DESCRIPTION OF THE TASK
Search the material below for the string "marker" and extract each line that has it.

DATASET EXCERPTS
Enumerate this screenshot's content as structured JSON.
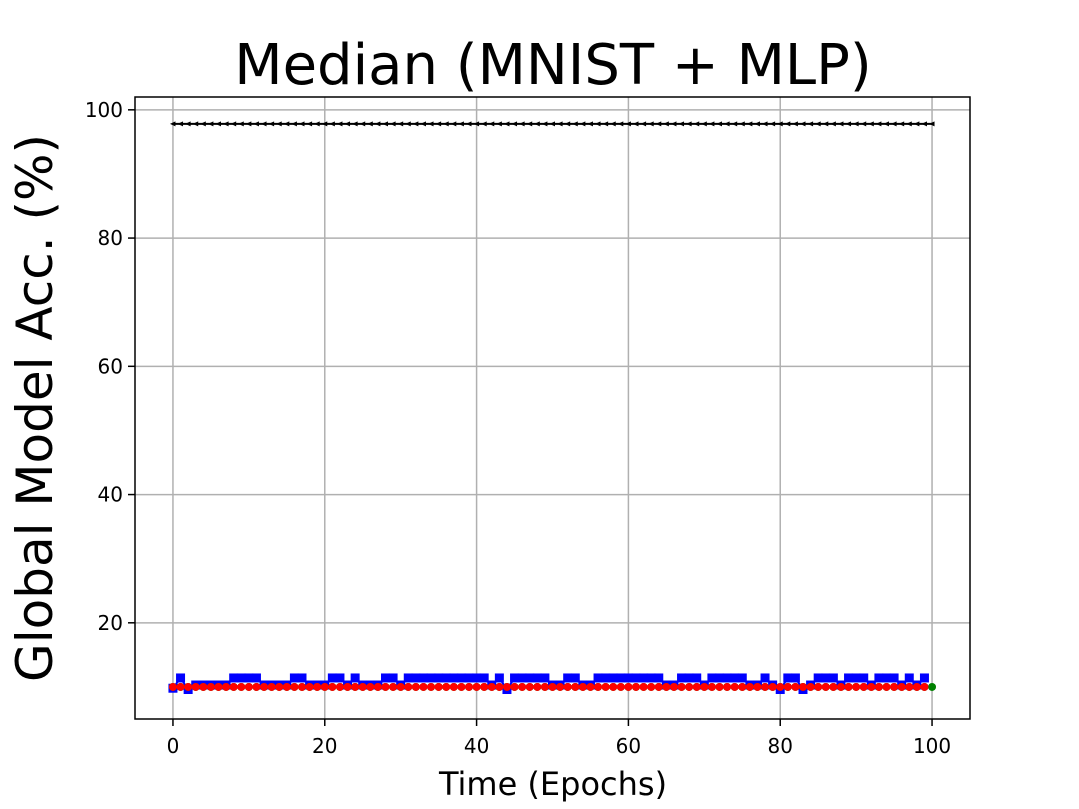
{
  "chart_data": {
    "type": "line",
    "title": "Median (MNIST + MLP)",
    "xlabel": "Time (Epochs)",
    "ylabel": "Global Model Acc. (%)",
    "xlim": [
      -5,
      105
    ],
    "ylim": [
      5,
      102
    ],
    "xticks": [
      0,
      20,
      40,
      60,
      80,
      100
    ],
    "yticks": [
      20,
      40,
      60,
      80,
      100
    ],
    "grid": true,
    "legend": "none",
    "series": [
      {
        "color": "#000000",
        "marker": "triangle-left",
        "x_start": 0,
        "x_end": 100,
        "values": [
          97.8,
          97.8,
          97.8,
          97.8,
          97.8,
          97.8,
          97.8,
          97.8,
          97.8,
          97.8,
          97.8,
          97.8,
          97.8,
          97.8,
          97.8,
          97.8,
          97.8,
          97.8,
          97.8,
          97.8,
          97.8,
          97.8,
          97.8,
          97.8,
          97.8,
          97.8,
          97.8,
          97.8,
          97.8,
          97.8,
          97.8,
          97.8,
          97.8,
          97.8,
          97.8,
          97.8,
          97.8,
          97.8,
          97.8,
          97.8,
          97.8,
          97.8,
          97.8,
          97.8,
          97.8,
          97.8,
          97.8,
          97.8,
          97.8,
          97.8,
          97.8,
          97.8,
          97.8,
          97.8,
          97.8,
          97.8,
          97.8,
          97.8,
          97.8,
          97.8,
          97.8,
          97.8,
          97.8,
          97.8,
          97.8,
          97.8,
          97.8,
          97.8,
          97.8,
          97.8,
          97.8,
          97.8,
          97.8,
          97.8,
          97.8,
          97.8,
          97.8,
          97.8,
          97.8,
          97.8,
          97.8,
          97.8,
          97.8,
          97.8,
          97.8,
          97.8,
          97.8,
          97.8,
          97.8,
          97.8,
          97.8,
          97.8,
          97.8,
          97.8,
          97.8,
          97.8,
          97.8,
          97.8,
          97.8,
          97.8,
          97.8
        ]
      },
      {
        "color": "#0000ff",
        "marker": "square",
        "x_start": 0,
        "x_end": 99,
        "values": [
          9.8,
          11.4,
          9.6,
          10.3,
          10.3,
          10.3,
          10.3,
          10.3,
          11.4,
          11.4,
          11.4,
          11.4,
          10.3,
          10.3,
          10.3,
          10.3,
          11.4,
          11.4,
          10.3,
          10.3,
          10.3,
          11.4,
          11.4,
          10.3,
          11.4,
          10.3,
          10.3,
          10.3,
          11.4,
          11.4,
          10.3,
          11.4,
          11.4,
          11.4,
          11.4,
          11.4,
          11.4,
          11.4,
          11.4,
          11.4,
          11.4,
          11.4,
          10.3,
          11.4,
          9.6,
          11.4,
          11.4,
          11.4,
          11.4,
          11.4,
          10.3,
          10.3,
          11.4,
          11.4,
          10.3,
          10.3,
          11.4,
          11.4,
          11.4,
          11.4,
          11.4,
          11.4,
          11.4,
          11.4,
          11.4,
          10.3,
          10.3,
          11.4,
          11.4,
          11.4,
          10.3,
          11.4,
          11.4,
          11.4,
          11.4,
          11.4,
          10.3,
          10.3,
          11.4,
          10.3,
          9.6,
          11.4,
          11.4,
          9.6,
          10.3,
          11.4,
          11.4,
          11.4,
          10.3,
          11.4,
          11.4,
          11.4,
          10.3,
          11.4,
          11.4,
          11.4,
          10.3,
          11.4,
          10.3,
          11.4
        ]
      },
      {
        "color": "#008000",
        "marker": "circle",
        "x_start": 0,
        "x_end": 100,
        "values": [
          10.0,
          10.0,
          10.0,
          10.0,
          10.0,
          10.0,
          10.0,
          10.0,
          10.0,
          10.0,
          10.0,
          10.0,
          10.0,
          10.0,
          10.0,
          10.0,
          10.0,
          10.0,
          10.0,
          10.0,
          10.0,
          10.0,
          10.0,
          10.0,
          10.0,
          10.0,
          10.0,
          10.0,
          10.0,
          10.0,
          10.0,
          10.0,
          10.0,
          10.0,
          10.0,
          10.0,
          10.0,
          10.0,
          10.0,
          10.0,
          10.0,
          10.0,
          10.0,
          10.0,
          10.0,
          10.0,
          10.0,
          10.0,
          10.0,
          10.0,
          10.0,
          10.0,
          10.0,
          10.0,
          10.0,
          10.0,
          10.0,
          10.0,
          10.0,
          10.0,
          10.0,
          10.0,
          10.0,
          10.0,
          10.0,
          10.0,
          10.0,
          10.0,
          10.0,
          10.0,
          10.0,
          10.0,
          10.0,
          10.0,
          10.0,
          10.0,
          10.0,
          10.0,
          10.0,
          10.0,
          10.0,
          10.0,
          10.0,
          10.0,
          10.0,
          10.0,
          10.0,
          10.0,
          10.0,
          10.0,
          10.0,
          10.0,
          10.0,
          10.0,
          10.0,
          10.0,
          10.0,
          10.0,
          10.0,
          10.0,
          10.0
        ]
      },
      {
        "color": "#ff0000",
        "marker": "circle",
        "x_start": 0,
        "x_end": 99,
        "values": [
          10.0,
          10.0,
          10.0,
          10.0,
          10.0,
          10.0,
          10.0,
          10.0,
          10.0,
          10.0,
          10.0,
          10.0,
          10.0,
          10.0,
          10.0,
          10.0,
          10.0,
          10.0,
          10.0,
          10.0,
          10.0,
          10.0,
          10.0,
          10.0,
          10.0,
          10.0,
          10.0,
          10.0,
          10.0,
          10.0,
          10.0,
          10.0,
          10.0,
          10.0,
          10.0,
          10.0,
          10.0,
          10.0,
          10.0,
          10.0,
          10.0,
          10.0,
          10.0,
          10.0,
          10.0,
          10.0,
          10.0,
          10.0,
          10.0,
          10.0,
          10.0,
          10.0,
          10.0,
          10.0,
          10.0,
          10.0,
          10.0,
          10.0,
          10.0,
          10.0,
          10.0,
          10.0,
          10.0,
          10.0,
          10.0,
          10.0,
          10.0,
          10.0,
          10.0,
          10.0,
          10.0,
          10.0,
          10.0,
          10.0,
          10.0,
          10.0,
          10.0,
          10.0,
          10.0,
          10.0,
          10.0,
          10.0,
          10.0,
          10.0,
          10.0,
          10.0,
          10.0,
          10.0,
          10.0,
          10.0,
          10.0,
          10.0,
          10.0,
          10.0,
          10.0,
          10.0,
          10.0,
          10.0,
          10.0,
          10.0
        ]
      }
    ]
  }
}
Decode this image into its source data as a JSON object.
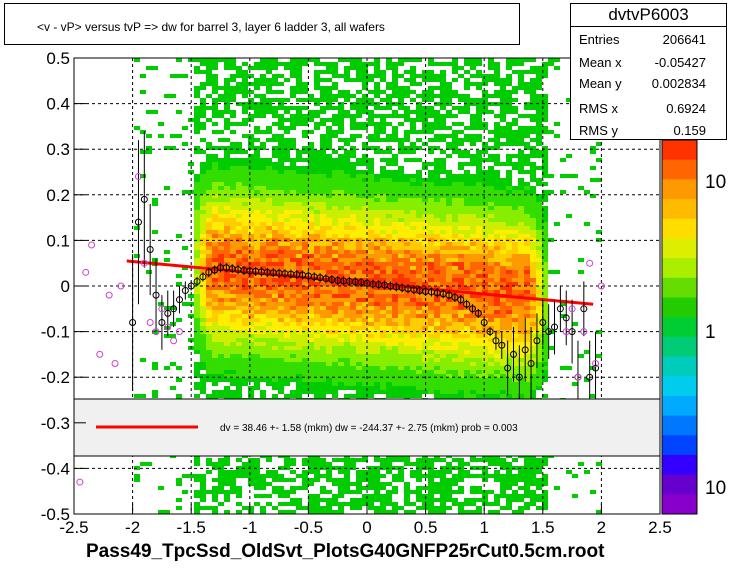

WRITTEN ANSWER
        "marker": "triangle-left",
        "marker": "square",
        "marker": "circle",
        "marker": "circle",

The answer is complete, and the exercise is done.